Data items:
-=-=-=-=-

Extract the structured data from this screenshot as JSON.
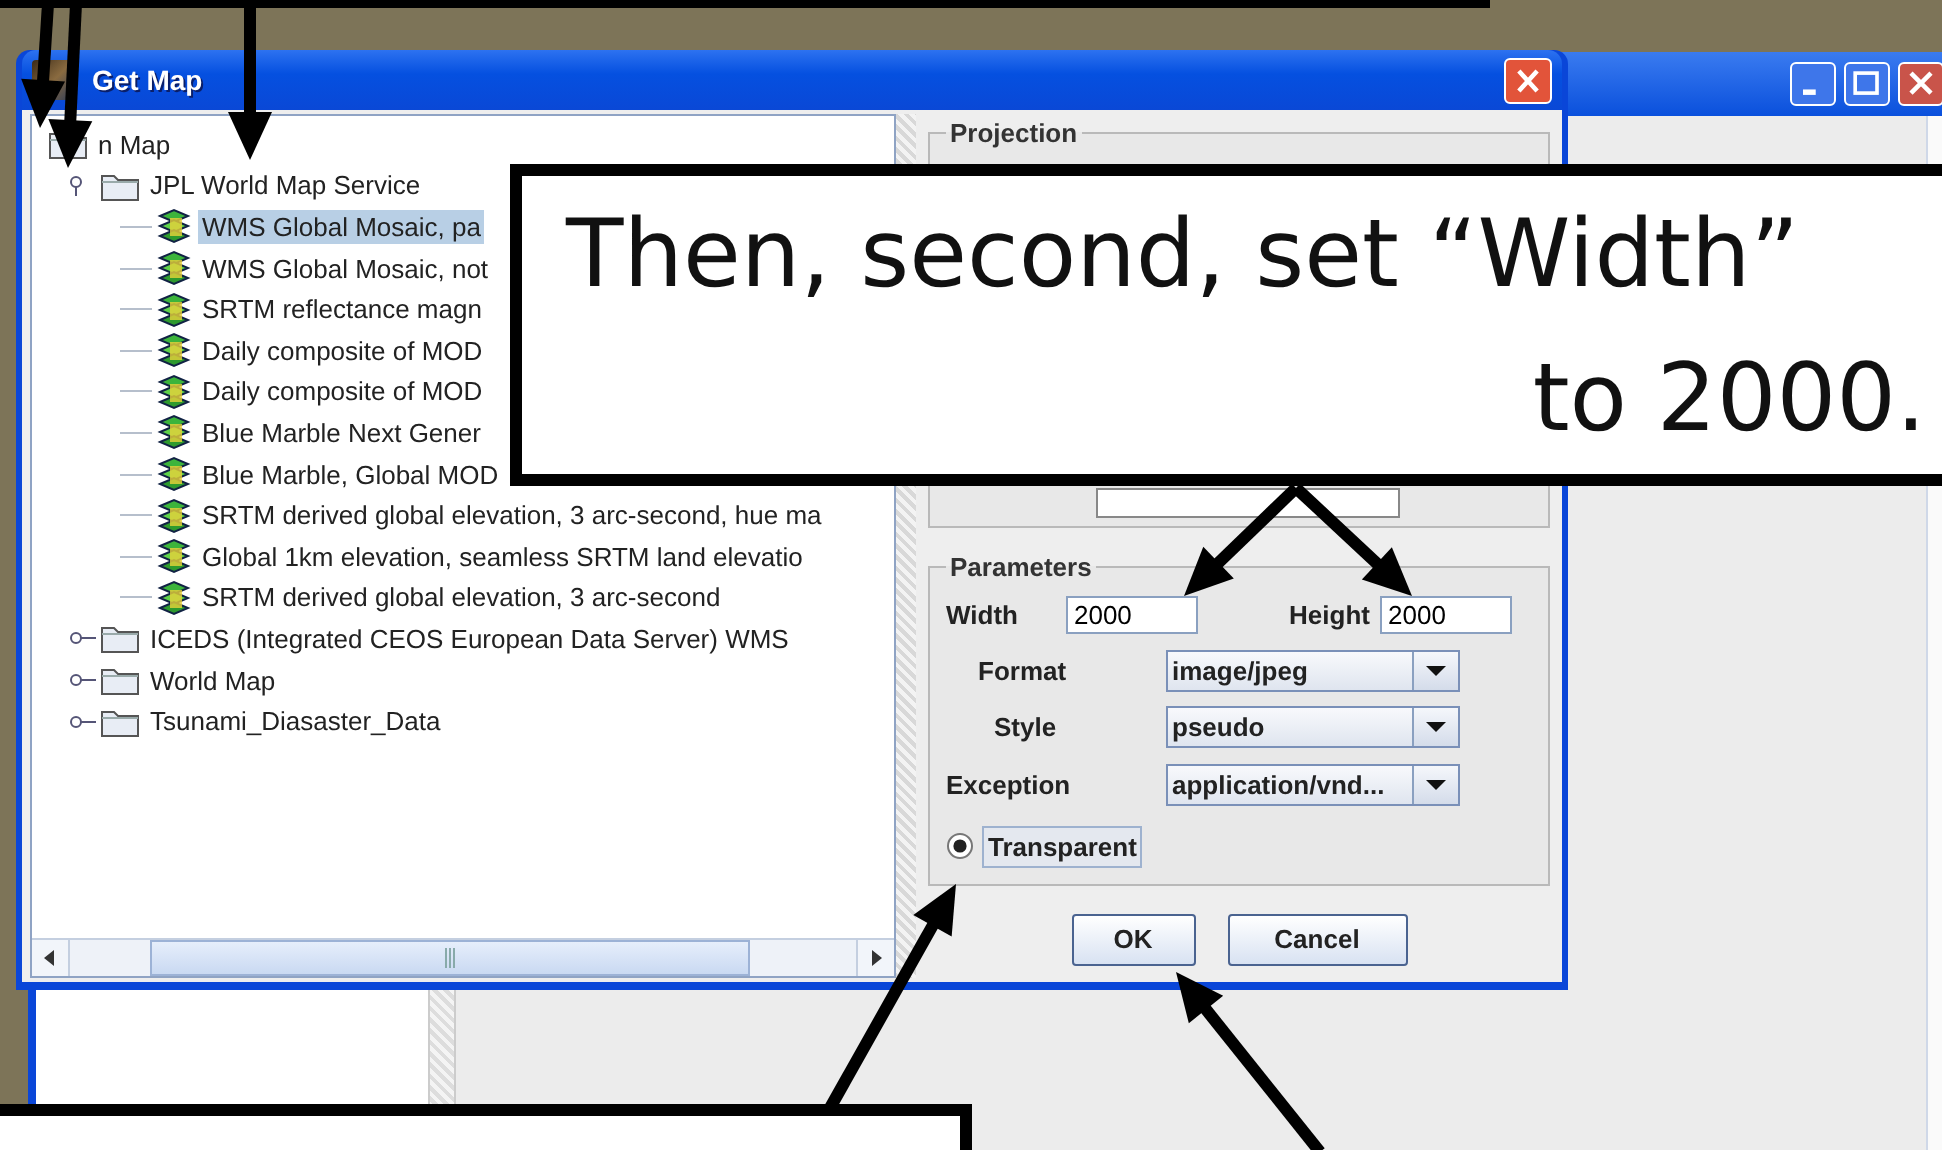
{
  "dialog": {
    "title": "Get Map"
  },
  "tree": {
    "items": [
      {
        "label": "n Map",
        "children": [
          {
            "label": "JPL World Map Service",
            "expanded": true,
            "children": [
              {
                "label": "WMS Global Mosaic, pa",
                "selected": true
              },
              {
                "label": "WMS Global Mosaic, not",
                "selected": false
              },
              {
                "label": "SRTM reflectance magn",
                "selected": false
              },
              {
                "label": "Daily composite of MOD",
                "selected": false
              },
              {
                "label": "Daily composite of MOD",
                "selected": false
              },
              {
                "label": "Blue Marble Next Gener",
                "selected": false
              },
              {
                "label": "Blue Marble, Global MOD",
                "selected": false
              },
              {
                "label": "SRTM derived global elevation, 3 arc-second, hue ma",
                "selected": false
              },
              {
                "label": "Global 1km elevation, seamless SRTM land elevatio",
                "selected": false
              },
              {
                "label": "SRTM derived global elevation, 3 arc-second",
                "selected": false
              }
            ]
          },
          {
            "label": "ICEDS (Integrated CEOS European Data Server) WMS",
            "expanded": false
          },
          {
            "label": "World Map",
            "expanded": false
          },
          {
            "label": "Tsunami_Diasaster_Data",
            "expanded": false
          }
        ]
      }
    ]
  },
  "projection": {
    "legend": "Projection"
  },
  "parameters": {
    "legend": "Parameters",
    "width": {
      "label": "Width",
      "value": "2000"
    },
    "height": {
      "label": "Height",
      "value": "2000"
    },
    "dropdowns": [
      {
        "label": "Format",
        "value": "image/jpeg"
      },
      {
        "label": "Style",
        "value": "pseudo"
      },
      {
        "label": "Exception",
        "value": "application/vnd..."
      }
    ],
    "transparent": {
      "label": "Transparent",
      "checked": true
    }
  },
  "buttons": [
    "OK",
    "Cancel"
  ],
  "callout": {
    "lines": [
      "Then, second, set “Width”",
      "to 2000."
    ]
  }
}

-=-=-=-=-

## PROMPT
Omit the pictures and output all of the other material exactly.

## IN RESPONSE
Extract the structured data from this screenshot as JSON.
{
  "dialog": {
    "title": "Get Map"
  },
  "tree": {
    "items": [
      {
        "label": "n Map",
        "children": [
          {
            "label": "JPL World Map Service",
            "expanded": true,
            "children": [
              {
                "label": "WMS Global Mosaic, pa",
                "selected": true
              },
              {
                "label": "WMS Global Mosaic, not",
                "selected": false
              },
              {
                "label": "SRTM reflectance magn",
                "selected": false
              },
              {
                "label": "Daily composite of MOD",
                "selected": false
              },
              {
                "label": "Daily composite of MOD",
                "selected": false
              },
              {
                "label": "Blue Marble Next Gener",
                "selected": false
              },
              {
                "label": "Blue Marble, Global MOD",
                "selected": false
              },
              {
                "label": "SRTM derived global elevation, 3 arc-second, hue ma",
                "selected": false
              },
              {
                "label": "Global 1km elevation, seamless SRTM land elevatio",
                "selected": false
              },
              {
                "label": "SRTM derived global elevation, 3 arc-second",
                "selected": false
              }
            ]
          },
          {
            "label": "ICEDS (Integrated CEOS European Data Server) WMS",
            "expanded": false
          },
          {
            "label": "World Map",
            "expanded": false
          },
          {
            "label": "Tsunami_Diasaster_Data",
            "expanded": false
          }
        ]
      }
    ]
  },
  "projection": {
    "legend": "Projection"
  },
  "parameters": {
    "legend": "Parameters",
    "width": {
      "label": "Width",
      "value": "2000"
    },
    "height": {
      "label": "Height",
      "value": "2000"
    },
    "dropdowns": [
      {
        "label": "Format",
        "value": "image/jpeg"
      },
      {
        "label": "Style",
        "value": "pseudo"
      },
      {
        "label": "Exception",
        "value": "application/vnd..."
      }
    ],
    "transparent": {
      "label": "Transparent",
      "checked": true
    }
  },
  "buttons": [
    "OK",
    "Cancel"
  ],
  "callout": {
    "lines": [
      "Then, second, set “Width”",
      "to 2000."
    ]
  }
}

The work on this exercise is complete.